What to work on –
Give the listing again exactly, omitting its images.

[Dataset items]
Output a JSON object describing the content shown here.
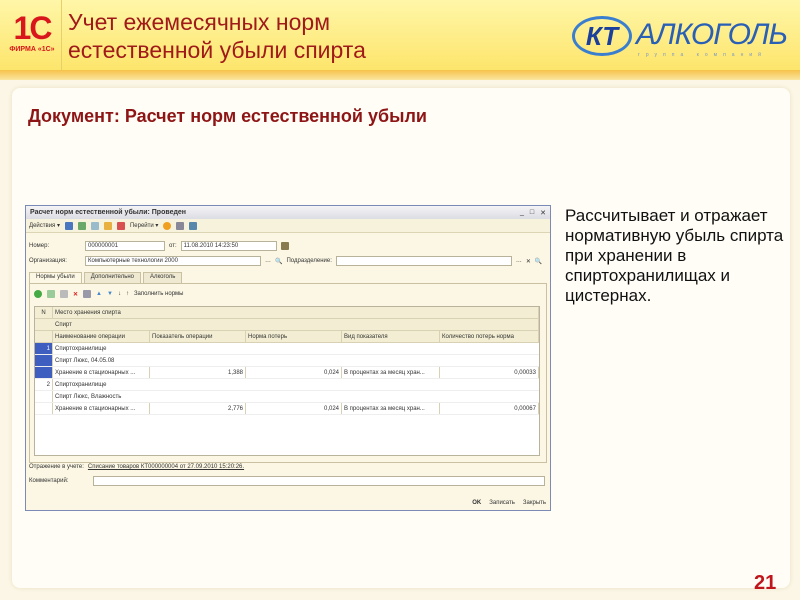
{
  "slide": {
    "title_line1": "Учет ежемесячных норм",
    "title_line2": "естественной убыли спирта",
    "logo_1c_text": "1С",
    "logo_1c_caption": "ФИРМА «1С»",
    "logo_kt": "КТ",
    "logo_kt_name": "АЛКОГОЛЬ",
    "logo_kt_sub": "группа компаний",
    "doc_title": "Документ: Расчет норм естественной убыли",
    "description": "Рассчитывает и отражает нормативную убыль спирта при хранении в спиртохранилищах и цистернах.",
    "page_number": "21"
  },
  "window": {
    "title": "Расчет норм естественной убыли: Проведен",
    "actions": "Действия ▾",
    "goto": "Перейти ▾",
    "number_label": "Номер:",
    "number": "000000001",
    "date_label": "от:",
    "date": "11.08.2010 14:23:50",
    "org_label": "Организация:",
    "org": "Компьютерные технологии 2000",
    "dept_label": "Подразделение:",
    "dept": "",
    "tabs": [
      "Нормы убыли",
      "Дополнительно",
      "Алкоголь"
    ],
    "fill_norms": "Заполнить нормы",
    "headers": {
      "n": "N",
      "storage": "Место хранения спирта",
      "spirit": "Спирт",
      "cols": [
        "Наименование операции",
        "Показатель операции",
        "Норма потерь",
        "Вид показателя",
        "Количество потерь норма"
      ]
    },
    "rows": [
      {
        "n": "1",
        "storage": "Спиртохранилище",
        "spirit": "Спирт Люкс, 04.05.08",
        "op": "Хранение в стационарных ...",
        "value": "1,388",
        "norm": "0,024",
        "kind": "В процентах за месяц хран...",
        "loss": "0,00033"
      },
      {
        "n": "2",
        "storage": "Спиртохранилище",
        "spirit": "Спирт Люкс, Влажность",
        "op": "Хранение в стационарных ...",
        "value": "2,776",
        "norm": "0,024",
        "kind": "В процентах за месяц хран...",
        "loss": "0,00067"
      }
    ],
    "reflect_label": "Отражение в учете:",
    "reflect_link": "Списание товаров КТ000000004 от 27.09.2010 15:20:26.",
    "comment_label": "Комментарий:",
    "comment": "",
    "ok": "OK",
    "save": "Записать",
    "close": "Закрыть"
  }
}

Written answer –
Output a JSON object describing the content shown here.
{
  "slide": {
    "title_line1": "Учет ежемесячных норм",
    "title_line2": "естественной убыли спирта",
    "logo_1c_text": "1С",
    "logo_1c_caption": "ФИРМА «1С»",
    "logo_kt": "КТ",
    "logo_kt_name": "АЛКОГОЛЬ",
    "logo_kt_sub": "группа компаний",
    "doc_title": "Документ: Расчет норм естественной убыли",
    "description": "Рассчитывает и отражает нормативную убыль спирта при хранении в спиртохранилищах и цистернах.",
    "page_number": "21"
  },
  "window": {
    "title": "Расчет норм естественной убыли: Проведен",
    "actions": "Действия ▾",
    "goto": "Перейти ▾",
    "number_label": "Номер:",
    "number": "000000001",
    "date_label": "от:",
    "date": "11.08.2010 14:23:50",
    "org_label": "Организация:",
    "org": "Компьютерные технологии 2000",
    "dept_label": "Подразделение:",
    "dept": "",
    "tabs": [
      "Нормы убыли",
      "Дополнительно",
      "Алкоголь"
    ],
    "fill_norms": "Заполнить нормы",
    "headers": {
      "n": "N",
      "storage": "Место хранения спирта",
      "spirit": "Спирт",
      "cols": [
        "Наименование операции",
        "Показатель операции",
        "Норма потерь",
        "Вид показателя",
        "Количество потерь норма"
      ]
    },
    "rows": [
      {
        "n": "1",
        "storage": "Спиртохранилище",
        "spirit": "Спирт Люкс, 04.05.08",
        "op": "Хранение в стационарных ...",
        "value": "1,388",
        "norm": "0,024",
        "kind": "В процентах за месяц хран...",
        "loss": "0,00033"
      },
      {
        "n": "2",
        "storage": "Спиртохранилище",
        "spirit": "Спирт Люкс, Влажность",
        "op": "Хранение в стационарных ...",
        "value": "2,776",
        "norm": "0,024",
        "kind": "В процентах за месяц хран...",
        "loss": "0,00067"
      }
    ],
    "reflect_label": "Отражение в учете:",
    "reflect_link": "Списание товаров КТ000000004 от 27.09.2010 15:20:26.",
    "comment_label": "Комментарий:",
    "comment": "",
    "ok": "OK",
    "save": "Записать",
    "close": "Закрыть"
  }
}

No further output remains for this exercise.